Required work → Word for word, repeat the entries, minus the pictures.

Given records →

┄┄┄┄┄┄┄┄┄┄

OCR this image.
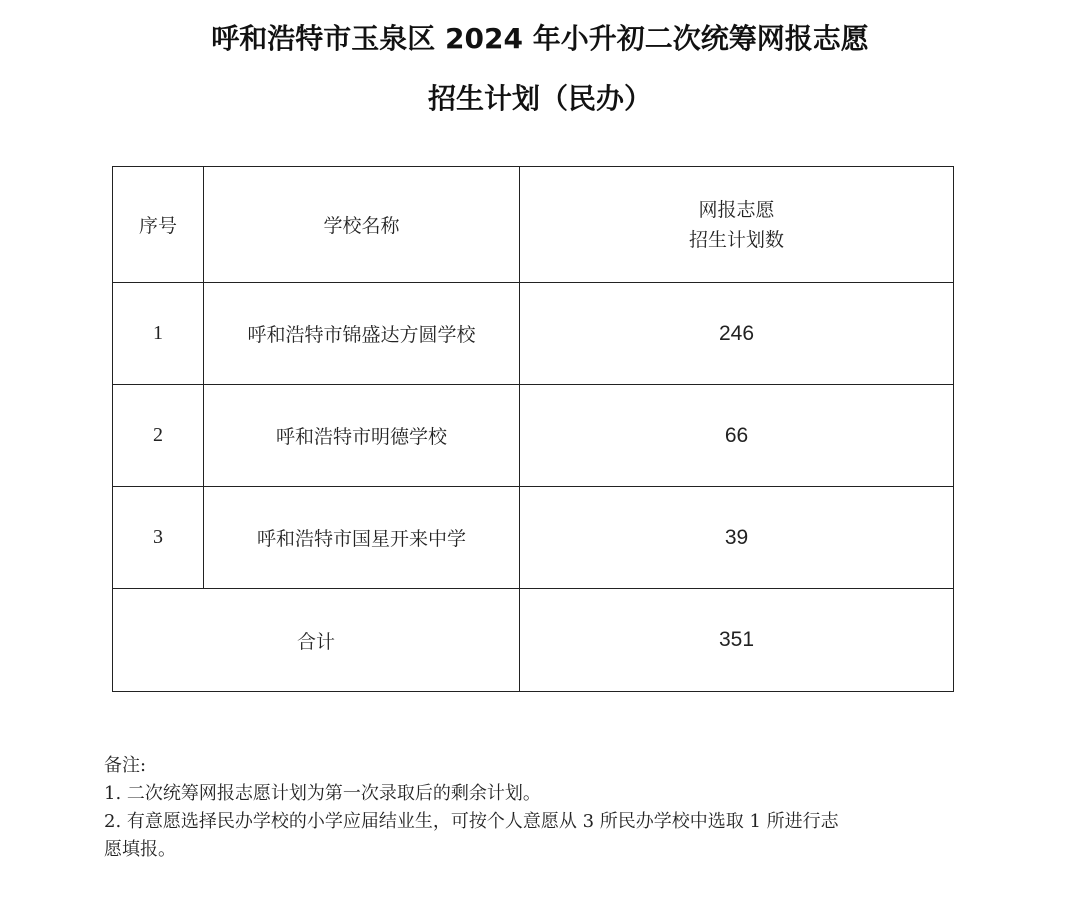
呼和浩特市玉泉区 2024 年小升初二次统筹网报志愿
招生计划（民办）
序号	学校名称	网报志愿
招生计划数

1	呼和浩特市锦盛达方圆学校	246
2	呼和浩特市明德学校	66
3	呼和浩特市国星开来中学	39
合计		351
备注:
1. 二次统筹网报志愿计划为第一次录取后的剩余计划。
2. 有意愿选择民办学校的小学应届结业生，可按个人意愿从 3 所民办学校中选取 1 所进行志
愿填报。
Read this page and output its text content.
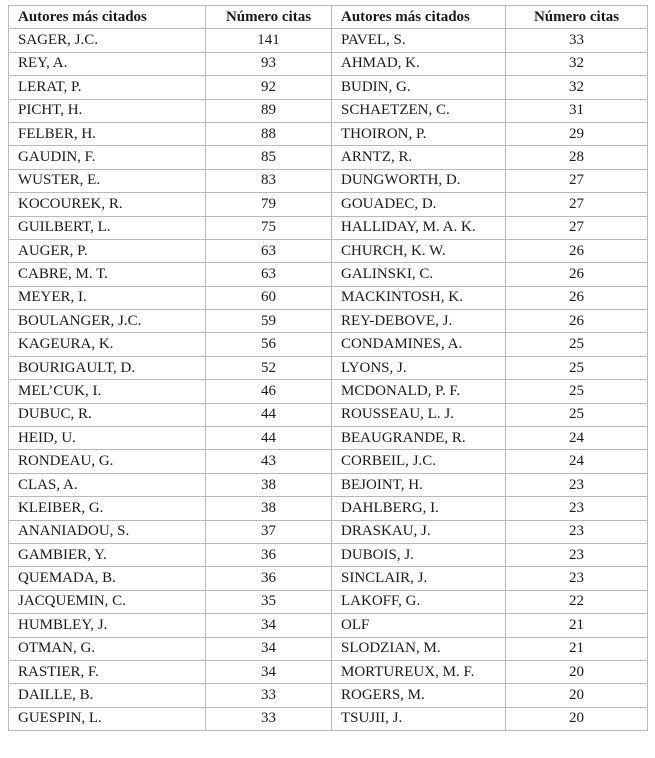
Autores más citados	Número citas	Autores más citados	Número citas
SAGER, J.C.	141	PAVEL, S.	33
REY, A.	93	AHMAD, K.	32
LERAT, P.	92	BUDIN, G.	32
PICHT, H.	89	SCHAETZEN, C.	31
FELBER, H.	88	THOIRON, P.	29
GAUDIN, F.	85	ARNTZ, R.	28
WUSTER, E.	83	DUNGWORTH, D.	27
KOCOUREK, R.	79	GOUADEC, D.	27
GUILBERT, L.	75	HALLIDAY, M. A. K.	27
AUGER, P.	63	CHURCH, K. W.	26
CABRE, M. T.	63	GALINSKI, C.	26
MEYER, I.	60	MACKINTOSH, K.	26
BOULANGER, J.C.	59	REY-DEBOVE, J.	26
KAGEURA, K.	56	CONDAMINES, A.	25
BOURIGAULT, D.	52	LYONS, J.	25
MEL’CUK, I.	46	MCDONALD, P. F.	25
DUBUC, R.	44	ROUSSEAU, L. J.	25
HEID, U.	44	BEAUGRANDE, R.	24
RONDEAU, G.	43	CORBEIL, J.C.	24
CLAS, A.	38	BEJOINT, H.	23
KLEIBER, G.	38	DAHLBERG, I.	23
ANANIADOU, S.	37	DRASKAU, J.	23
GAMBIER, Y.	36	DUBOIS, J.	23
QUEMADA, B.	36	SINCLAIR, J.	23
JACQUEMIN, C.	35	LAKOFF, G.	22
HUMBLEY, J.	34	OLF	21
OTMAN, G.	34	SLODZIAN, M.	21
RASTIER, F.	34	MORTUREUX, M. F.	20
DAILLE, B.	33	ROGERS, M.	20
GUESPIN, L.	33	TSUJII, J.	20
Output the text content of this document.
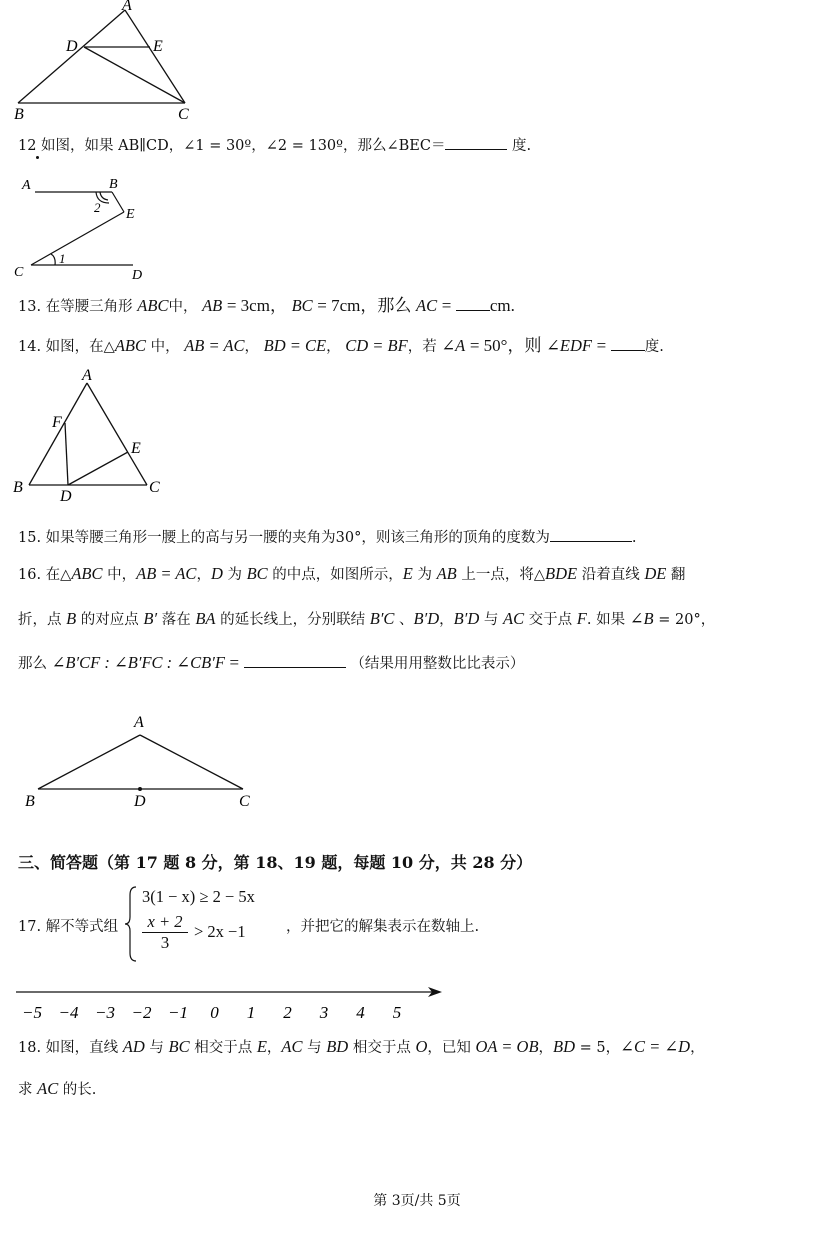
A
D	E
B	C
12 如图，如果 AB∥CD，∠1 = 30º，∠2 = 130º，那么∠BEC＝	度.
A	B
2 E
1
C	D
13. 在等腰三角形 ABC中， AB = 3cm， BC = 7cm，那么 AC = cm.
14. 如图，在△ABC 中， AB = AC， BD = CE， CD = BF，若 ∠A = 50°，则 ∠EDF =	度.
A
F
E
B
D
C
15. 如果等腰三角形一腰上的高与另一腰的夹角为30°，则该三角形的顶角的度数为	.
16. 在△ABC 中，AB = AC，D 为 BC 的中点，如图所示，E 为 AB 上一点，将△BDE 沿着直线 DE 翻
折，点 B 的对应点 B′ 落在 BA 的延长线上，分别联结 B′C 、B′D，B′D 与 AC 交于点 F. 如果 ∠B = 20°，
那么 ∠B′CF : ∠B′FC : ∠CB′F =	（结果用用整数比比表示）
A
B	D	C
三、简答题（第 17 题 8 分，第 18、19 题，每题 10 分，共 28 分）
17. 解不等式组
3(1 − x) ≥ 2 − 5x
x + 2
3
> 2x −1	，并把它的解集表示在数轴上.
−5 −4 −3 −2 −1 0 1 2 3 4 5
18. 如图，直线 AD 与 BC 相交于点 E，AC 与 BD 相交于点 O，已知 OA = OB，BD = 5，∠C = ∠D，
求 AC 的长.
第 3页/共 5页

┄┄┄┄┄┄┄┄┄┄

Exercise solution →
OCR this image.
呼和浩特市玉泉区 2024 年小升初二次统筹网报志愿
招生计划（民办）
序号	学校名称	网报志愿
招生计划数

1	呼和浩特市锦盛达方圆学校	246
2	呼和浩特市明德学校	66
3	呼和浩特市国星开来中学	39
合计		351
备注:
1. 二次统筹网报志愿计划为第一次录取后的剩余计划。
2. 有意愿选择民办学校的小学应届结业生，可按个人意愿从 3 所民办学校中选取 1 所进行志
愿填报。
Read this page and output its text content.
Autores más citados	Número citas	Autores más citados	Número citas
SAGER, J.C.	141	PAVEL, S.	33
REY, A.	93	AHMAD, K.	32
LERAT, P.	92	BUDIN, G.	32
PICHT, H.	89	SCHAETZEN, C.	31
FELBER, H.	88	THOIRON, P.	29
GAUDIN, F.	85	ARNTZ, R.	28
WUSTER, E.	83	DUNGWORTH, D.	27
KOCOUREK, R.	79	GOUADEC, D.	27
GUILBERT, L.	75	HALLIDAY, M. A. K.	27
AUGER, P.	63	CHURCH, K. W.	26
CABRE, M. T.	63	GALINSKI, C.	26
MEYER, I.	60	MACKINTOSH, K.	26
BOULANGER, J.C.	59	REY-DEBOVE, J.	26
KAGEURA, K.	56	CONDAMINES, A.	25
BOURIGAULT, D.	52	LYONS, J.	25
MEL’CUK, I.	46	MCDONALD, P. F.	25
DUBUC, R.	44	ROUSSEAU, L. J.	25
HEID, U.	44	BEAUGRANDE, R.	24
RONDEAU, G.	43	CORBEIL, J.C.	24
CLAS, A.	38	BEJOINT, H.	23
KLEIBER, G.	38	DAHLBERG, I.	23
ANANIADOU, S.	37	DRASKAU, J.	23
GAMBIER, Y.	36	DUBOIS, J.	23
QUEMADA, B.	36	SINCLAIR, J.	23
JACQUEMIN, C.	35	LAKOFF, G.	22
HUMBLEY, J.	34	OLF	21
OTMAN, G.	34	SLODZIAN, M.	21
RASTIER, F.	34	MORTUREUX, M. F.	20
DAILLE, B.	33	ROGERS, M.	20
GUESPIN, L.	33	TSUJII, J.	20
Output the text content of this document.
A
D	E
B	C
12 如图，如果 AB∥CD，∠1 = 30º，∠2 = 130º，那么∠BEC＝	度.
A	B
2 E
1
C	D
13. 在等腰三角形 ABC中， AB = 3cm， BC = 7cm，那么 AC = cm.
14. 如图，在△ABC 中， AB = AC， BD = CE， CD = BF，若 ∠A = 50°，则 ∠EDF =	度.
A
F
E
B
D
C
15. 如果等腰三角形一腰上的高与另一腰的夹角为30°，则该三角形的顶角的度数为	.
16. 在△ABC 中，AB = AC，D 为 BC 的中点，如图所示，E 为 AB 上一点，将△BDE 沿着直线 DE 翻
折，点 B 的对应点 B′ 落在 BA 的延长线上，分别联结 B′C 、B′D，B′D 与 AC 交于点 F. 如果 ∠B = 20°，
那么 ∠B′CF : ∠B′FC : ∠CB′F =	（结果用用整数比比表示）
A
B	D	C
三、简答题（第 17 题 8 分，第 18、19 题，每题 10 分，共 28 分）
17. 解不等式组
3(1 − x) ≥ 2 − 5x
x + 2
3
> 2x −1	，并把它的解集表示在数轴上.
−5 −4 −3 −2 −1 0 1 2 3 4 5
18. 如图，直线 AD 与 BC 相交于点 E，AC 与 BD 相交于点 O，已知 OA = OB，BD = 5，∠C = ∠D，
求 AC 的长.
第 3页/共 5页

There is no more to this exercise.